| Aim of the task |
Omit the pictures, then reproduce every remaining record exactly.

====== Given records ======

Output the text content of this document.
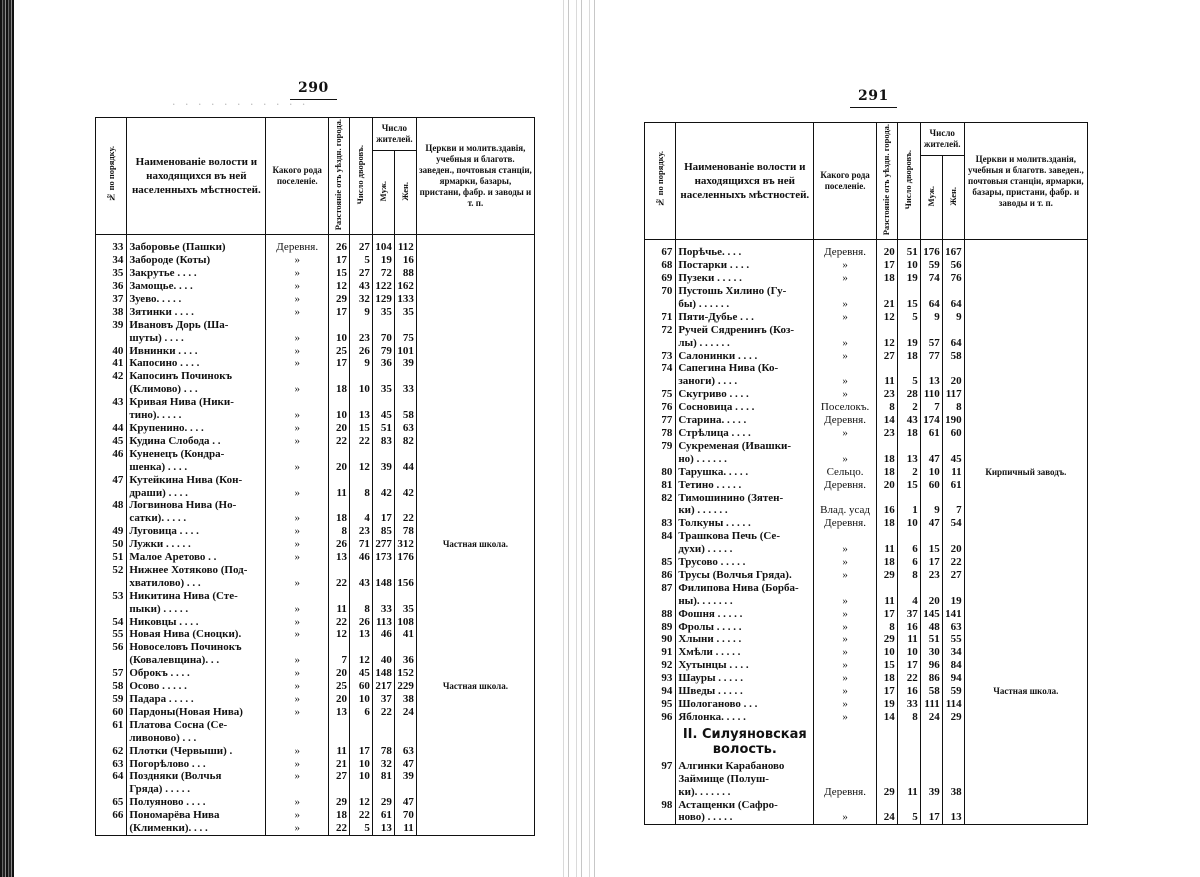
· · · · · · · · · · ·
290	291
№ по порядку.	Наименованіе волости и находящихся въ ней населенныхъ мѣстностей.	Какого рода поселеніе.	Разстояніе отъ уѣздн. города.	Число дворовъ.	Число жителей.		Церкви и молитв.здавія, учебныя и благотв. заведен., почтовыя станціи, ярмарки, базары, пристани, фабр. и заводы и т. п.
					Муж.	Жен.	

33	Заборовье (Пашки)	Деревня.	26	27	104	112	
34	Забороде (Коты)	»	17	5	19	16	
35	Закрутье . . . .	»	15	27	72	88	
36	Замощье. . . .	»	12	43	122	162	
37	Зуево. . . . .	»	29	32	129	133	
38	Зятинки . . . .	»	17	9	35	35	
39	Ивановъ Дорь (Ша-						
	шуты) . . . .	»	10	23	70	75	
40	Ивнинки . . . .	»	25	26	79	101	
41	Капосино . . . .	»	17	9	36	39	
42	Капосинъ Починокъ						
	(Климово) . . .	»	18	10	35	33	
43	Кривая Нива (Ники-						
	тино). . . . .	»	10	13	45	58	
44	Крупенино. . . .	»	20	15	51	63	
45	Кудина Слобода . .	»	22	22	83	82	
46	Куненецъ (Кондра-						
	шенка) . . . .	»	20	12	39	44	
47	Кутейкина Нива (Кон-						
	драши) . . . .	»	11	8	42	42	
48	Логвинова Нива (Но-						
	сатки). . . . .	»	18	4	17	22	
49	Луговица . . . .	»	8	23	85	78	
50	Лужки . . . . .	»	26	71	277	312	Частная школа.
51	Малое Аретово . .	»	13	46	173	176	
52	Нижнее Хотяково (Под-						
	хватилово) . . .	»	22	43	148	156	
53	Никитина Нива (Сте-						
	пыки) . . . . .	»	11	8	33	35	
54	Никовцы . . . .	»	22	26	113	108	
55	Новая Нива (Сноцки).	»	12	13	46	41	
56	Новоселовъ Починокъ						
	(Ковалевщина). . .	»	7	12	40	36	
57	Оброкъ . . . .	»	20	45	148	152	
58	Осово . . . . .	»	25	60	217	229	Частная школа.
59	Падара . . . . .	»	20	10	37	38	
60	Пардоны(Новая Нива)	»	13	6	22	24	
61	Платова Сосна (Се-						
	ливоново) . . .						
62	Плотки (Червыши) .	»	11	17	78	63	
63	Погорѣлово . . .	»	21	10	32	47	
64	Поздняки (Волчья	»	27	10	81	39	
	Гряда) . . . . .						
65	Полуяново . . . .	»	29	12	29	47	
66	Пономарёва Нива	»	18	22	61	70	
	(Клименки). . . .	»	22	5	13	11	
№ по порядку.	Наименованіе волости и находящихся въ ней населенныхъ мѣстностей.	Какого рода поселеніе.	Разстояніе отъ уѣздн. города.	Число дворовъ.	Число жителей.		Церкви и молитв.зданія, учебныя и благотв. заведен., почтовыя станціи, ярмарки, базары, пристани, фабр. и заводы и т. п.
					Муж.	Жен.	

67	Порѣчье. . . .	Деревня.	20	51	176	167	
68	Постарки . . . .	»	17	10	59	56	
69	Пузеки . . . . .	»	18	19	74	76	
70	Пустошь Хилино (Гу-						
	бы) . . . . . .	»	21	15	64	64	
71	Пяти-Дубье . . .	»	12	5	9	9	
72	Ручей Сядренинъ (Коз-						
	лы) . . . . . .	»	12	19	57	64	
73	Салонинки . . . .	»	27	18	77	58	
74	Сапегина Нива (Ко-						
	заноги) . . . .	»	11	5	13	20	
75	Скугриво . . . .	»	23	28	110	117	
76	Сосновица . . . .	Поселокъ.	8	2	7	8	
77	Старина. . . . .	Деревня.	14	43	174	190	
78	Стрѣлица . . . .	»	23	18	61	60	
79	Сукременая (Ивашки-						
	но) . . . . . .	»	18	13	47	45	
80	Тарушка. . . . .	Сельцо.	18	2	10	11	Кирпичный заводъ.
81	Тетино . . . . .	Деревня.	20	15	60	61	
82	Тимошинино (Зятен-						
	ки) . . . . . .	Влад. усад	16	1	9	7	
83	Толкуны . . . . .	Деревня.	18	10	47	54	
84	Трашкова Печь (Се-						
	духи) . . . . .	»	11	6	15	20	
85	Трусово . . . . .	»	18	6	17	22	
86	Трусы (Волчья Гряда).	»	29	8	23	27	
87	Филипова Нива (Борба-						
	ны). . . . . . .	»	11	4	20	19	
88	Фошня . . . . .	»	17	37	145	141	
89	Фролы . . . . .	»	8	16	48	63	
90	Хлыни . . . . .	»	29	11	51	55	
91	Хмѣли . . . . .	»	10	10	30	34	
92	Хутынцы . . . .	»	15	17	96	84	
93	Шауры . . . . .	»	18	22	86	94	
94	Шведы . . . . .	»	17	16	58	59	Частная школа.
95	Шологаново . . .	»	19	33	111	114	
96	Яблонка. . . . .	»	14	8	24	29	
	II. Силуяновская волость.						
97	Алгинки Карабаново						
	Займище (Полуш-						
	ки). . . . . . .	Деревня.	29	11	39	38	
98	Астащенки (Сафро-						
	ново) . . . . .	»	24	5	17	13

======

| Exercise solution |
Output the text content of this document.
· · · · · · · · · · ·
290	291
№ по порядку.	Наименованіе волости и находящихся въ ней населенныхъ мѣстностей.	Какого рода поселеніе.	Разстояніе отъ уѣздн. города.	Число дворовъ.	Число жителей.		Церкви и молитв.здавія, учебныя и благотв. заведен., почтовыя станціи, ярмарки, базары, пристани, фабр. и заводы и т. п.
					Муж.	Жен.	

33	Заборовье (Пашки)	Деревня.	26	27	104	112	
34	Забороде (Коты)	»	17	5	19	16	
35	Закрутье . . . .	»	15	27	72	88	
36	Замощье. . . .	»	12	43	122	162	
37	Зуево. . . . .	»	29	32	129	133	
38	Зятинки . . . .	»	17	9	35	35	
39	Ивановъ Дорь (Ша-						
	шуты) . . . .	»	10	23	70	75	
40	Ивнинки . . . .	»	25	26	79	101	
41	Капосино . . . .	»	17	9	36	39	
42	Капосинъ Починокъ						
	(Климово) . . .	»	18	10	35	33	
43	Кривая Нива (Ники-						
	тино). . . . .	»	10	13	45	58	
44	Крупенино. . . .	»	20	15	51	63	
45	Кудина Слобода . .	»	22	22	83	82	
46	Куненецъ (Кондра-						
	шенка) . . . .	»	20	12	39	44	
47	Кутейкина Нива (Кон-						
	драши) . . . .	»	11	8	42	42	
48	Логвинова Нива (Но-						
	сатки). . . . .	»	18	4	17	22	
49	Луговица . . . .	»	8	23	85	78	
50	Лужки . . . . .	»	26	71	277	312	Частная школа.
51	Малое Аретово . .	»	13	46	173	176	
52	Нижнее Хотяково (Под-						
	хватилово) . . .	»	22	43	148	156	
53	Никитина Нива (Сте-						
	пыки) . . . . .	»	11	8	33	35	
54	Никовцы . . . .	»	22	26	113	108	
55	Новая Нива (Сноцки).	»	12	13	46	41	
56	Новоселовъ Починокъ						
	(Ковалевщина). . .	»	7	12	40	36	
57	Оброкъ . . . .	»	20	45	148	152	
58	Осово . . . . .	»	25	60	217	229	Частная школа.
59	Падара . . . . .	»	20	10	37	38	
60	Пардоны(Новая Нива)	»	13	6	22	24	
61	Платова Сосна (Се-						
	ливоново) . . .						
62	Плотки (Червыши) .	»	11	17	78	63	
63	Погорѣлово . . .	»	21	10	32	47	
64	Поздняки (Волчья	»	27	10	81	39	
	Гряда) . . . . .						
65	Полуяново . . . .	»	29	12	29	47	
66	Пономарёва Нива	»	18	22	61	70	
	(Клименки). . . .	»	22	5	13	11	
№ по порядку.	Наименованіе волости и находящихся въ ней населенныхъ мѣстностей.	Какого рода поселеніе.	Разстояніе отъ уѣздн. города.	Число дворовъ.	Число жителей.		Церкви и молитв.зданія, учебныя и благотв. заведен., почтовыя станціи, ярмарки, базары, пристани, фабр. и заводы и т. п.
					Муж.	Жен.	

67	Порѣчье. . . .	Деревня.	20	51	176	167	
68	Постарки . . . .	»	17	10	59	56	
69	Пузеки . . . . .	»	18	19	74	76	
70	Пустошь Хилино (Гу-						
	бы) . . . . . .	»	21	15	64	64	
71	Пяти-Дубье . . .	»	12	5	9	9	
72	Ручей Сядренинъ (Коз-						
	лы) . . . . . .	»	12	19	57	64	
73	Салонинки . . . .	»	27	18	77	58	
74	Сапегина Нива (Ко-						
	заноги) . . . .	»	11	5	13	20	
75	Скугриво . . . .	»	23	28	110	117	
76	Сосновица . . . .	Поселокъ.	8	2	7	8	
77	Старина. . . . .	Деревня.	14	43	174	190	
78	Стрѣлица . . . .	»	23	18	61	60	
79	Сукременая (Ивашки-						
	но) . . . . . .	»	18	13	47	45	
80	Тарушка. . . . .	Сельцо.	18	2	10	11	Кирпичный заводъ.
81	Тетино . . . . .	Деревня.	20	15	60	61	
82	Тимошинино (Зятен-						
	ки) . . . . . .	Влад. усад	16	1	9	7	
83	Толкуны . . . . .	Деревня.	18	10	47	54	
84	Трашкова Печь (Се-						
	духи) . . . . .	»	11	6	15	20	
85	Трусово . . . . .	»	18	6	17	22	
86	Трусы (Волчья Гряда).	»	29	8	23	27	
87	Филипова Нива (Борба-						
	ны). . . . . . .	»	11	4	20	19	
88	Фошня . . . . .	»	17	37	145	141	
89	Фролы . . . . .	»	8	16	48	63	
90	Хлыни . . . . .	»	29	11	51	55	
91	Хмѣли . . . . .	»	10	10	30	34	
92	Хутынцы . . . .	»	15	17	96	84	
93	Шауры . . . . .	»	18	22	86	94	
94	Шведы . . . . .	»	17	16	58	59	Частная школа.
95	Шологаново . . .	»	19	33	111	114	
96	Яблонка. . . . .	»	14	8	24	29	
	II. Силуяновская волость.						
97	Алгинки Карабаново						
	Займище (Полуш-						
	ки). . . . . . .	Деревня.	29	11	39	38	
98	Астащенки (Сафро-						
	ново) . . . . .	»	24	5	17	13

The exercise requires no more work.